**Your task:** Please repeat all of the lines that follow, exactly as written.

Stored data entries:
* * *
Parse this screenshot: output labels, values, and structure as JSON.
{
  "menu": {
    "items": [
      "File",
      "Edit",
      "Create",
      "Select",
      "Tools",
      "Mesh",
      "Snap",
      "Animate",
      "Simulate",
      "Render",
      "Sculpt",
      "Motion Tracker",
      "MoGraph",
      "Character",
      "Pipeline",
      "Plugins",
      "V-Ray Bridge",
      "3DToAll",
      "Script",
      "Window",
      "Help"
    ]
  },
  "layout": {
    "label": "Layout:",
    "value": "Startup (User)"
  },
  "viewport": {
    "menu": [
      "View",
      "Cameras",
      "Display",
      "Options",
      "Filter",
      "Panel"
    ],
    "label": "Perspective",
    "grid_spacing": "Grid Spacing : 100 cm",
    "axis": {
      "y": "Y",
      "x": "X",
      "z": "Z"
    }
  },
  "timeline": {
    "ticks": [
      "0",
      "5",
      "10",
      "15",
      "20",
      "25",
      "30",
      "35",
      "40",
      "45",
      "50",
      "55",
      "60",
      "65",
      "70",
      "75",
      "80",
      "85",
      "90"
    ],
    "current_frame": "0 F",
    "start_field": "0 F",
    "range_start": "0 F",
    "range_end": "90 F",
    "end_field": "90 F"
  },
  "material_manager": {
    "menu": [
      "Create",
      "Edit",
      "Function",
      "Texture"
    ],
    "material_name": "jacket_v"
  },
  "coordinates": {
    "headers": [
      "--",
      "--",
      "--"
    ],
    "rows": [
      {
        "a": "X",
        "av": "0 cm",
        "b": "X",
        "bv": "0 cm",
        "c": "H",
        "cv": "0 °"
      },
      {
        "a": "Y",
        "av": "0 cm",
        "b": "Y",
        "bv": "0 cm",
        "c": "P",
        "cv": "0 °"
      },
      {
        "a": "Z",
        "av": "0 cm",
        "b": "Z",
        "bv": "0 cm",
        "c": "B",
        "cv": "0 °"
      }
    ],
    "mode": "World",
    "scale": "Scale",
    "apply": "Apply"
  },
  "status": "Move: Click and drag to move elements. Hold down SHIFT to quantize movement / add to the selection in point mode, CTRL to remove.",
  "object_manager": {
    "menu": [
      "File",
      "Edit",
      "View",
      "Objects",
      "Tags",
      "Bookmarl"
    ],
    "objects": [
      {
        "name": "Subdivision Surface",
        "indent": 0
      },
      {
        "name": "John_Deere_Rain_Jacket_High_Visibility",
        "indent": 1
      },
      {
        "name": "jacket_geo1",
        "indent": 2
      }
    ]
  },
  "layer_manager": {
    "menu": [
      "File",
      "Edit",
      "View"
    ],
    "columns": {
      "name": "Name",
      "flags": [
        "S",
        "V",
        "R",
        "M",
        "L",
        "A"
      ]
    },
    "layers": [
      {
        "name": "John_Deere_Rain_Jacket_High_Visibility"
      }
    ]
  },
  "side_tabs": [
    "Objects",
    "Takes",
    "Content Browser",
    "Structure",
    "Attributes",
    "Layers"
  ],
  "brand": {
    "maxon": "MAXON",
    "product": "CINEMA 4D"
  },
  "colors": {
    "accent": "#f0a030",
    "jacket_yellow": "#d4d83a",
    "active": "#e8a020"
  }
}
* * *
**Answer to the problem:**
Parse this screenshot: output labels, values, and structure as JSON.
{
  "menu": {
    "items": [
      "File",
      "Edit",
      "Create",
      "Select",
      "Tools",
      "Mesh",
      "Snap",
      "Animate",
      "Simulate",
      "Render",
      "Sculpt",
      "Motion Tracker",
      "MoGraph",
      "Character",
      "Pipeline",
      "Plugins",
      "V-Ray Bridge",
      "3DToAll",
      "Script",
      "Window",
      "Help"
    ]
  },
  "layout": {
    "label": "Layout:",
    "value": "Startup (User)"
  },
  "viewport": {
    "menu": [
      "View",
      "Cameras",
      "Display",
      "Options",
      "Filter",
      "Panel"
    ],
    "label": "Perspective",
    "grid_spacing": "Grid Spacing : 100 cm",
    "axis": {
      "y": "Y",
      "x": "X",
      "z": "Z"
    }
  },
  "timeline": {
    "ticks": [
      "0",
      "5",
      "10",
      "15",
      "20",
      "25",
      "30",
      "35",
      "40",
      "45",
      "50",
      "55",
      "60",
      "65",
      "70",
      "75",
      "80",
      "85",
      "90"
    ],
    "current_frame": "0 F",
    "start_field": "0 F",
    "range_start": "0 F",
    "range_end": "90 F",
    "end_field": "90 F"
  },
  "material_manager": {
    "menu": [
      "Create",
      "Edit",
      "Function",
      "Texture"
    ],
    "material_name": "jacket_v"
  },
  "coordinates": {
    "headers": [
      "--",
      "--",
      "--"
    ],
    "rows": [
      {
        "a": "X",
        "av": "0 cm",
        "b": "X",
        "bv": "0 cm",
        "c": "H",
        "cv": "0 °"
      },
      {
        "a": "Y",
        "av": "0 cm",
        "b": "Y",
        "bv": "0 cm",
        "c": "P",
        "cv": "0 °"
      },
      {
        "a": "Z",
        "av": "0 cm",
        "b": "Z",
        "bv": "0 cm",
        "c": "B",
        "cv": "0 °"
      }
    ],
    "mode": "World",
    "scale": "Scale",
    "apply": "Apply"
  },
  "status": "Move: Click and drag to move elements. Hold down SHIFT to quantize movement / add to the selection in point mode, CTRL to remove.",
  "object_manager": {
    "menu": [
      "File",
      "Edit",
      "View",
      "Objects",
      "Tags",
      "Bookmarl"
    ],
    "objects": [
      {
        "name": "Subdivision Surface",
        "indent": 0
      },
      {
        "name": "John_Deere_Rain_Jacket_High_Visibility",
        "indent": 1
      },
      {
        "name": "jacket_geo1",
        "indent": 2
      }
    ]
  },
  "layer_manager": {
    "menu": [
      "File",
      "Edit",
      "View"
    ],
    "columns": {
      "name": "Name",
      "flags": [
        "S",
        "V",
        "R",
        "M",
        "L",
        "A"
      ]
    },
    "layers": [
      {
        "name": "John_Deere_Rain_Jacket_High_Visibility"
      }
    ]
  },
  "side_tabs": [
    "Objects",
    "Takes",
    "Content Browser",
    "Structure",
    "Attributes",
    "Layers"
  ],
  "brand": {
    "maxon": "MAXON",
    "product": "CINEMA 4D"
  },
  "colors": {
    "accent": "#f0a030",
    "jacket_yellow": "#d4d83a",
    "active": "#e8a020"
  }
}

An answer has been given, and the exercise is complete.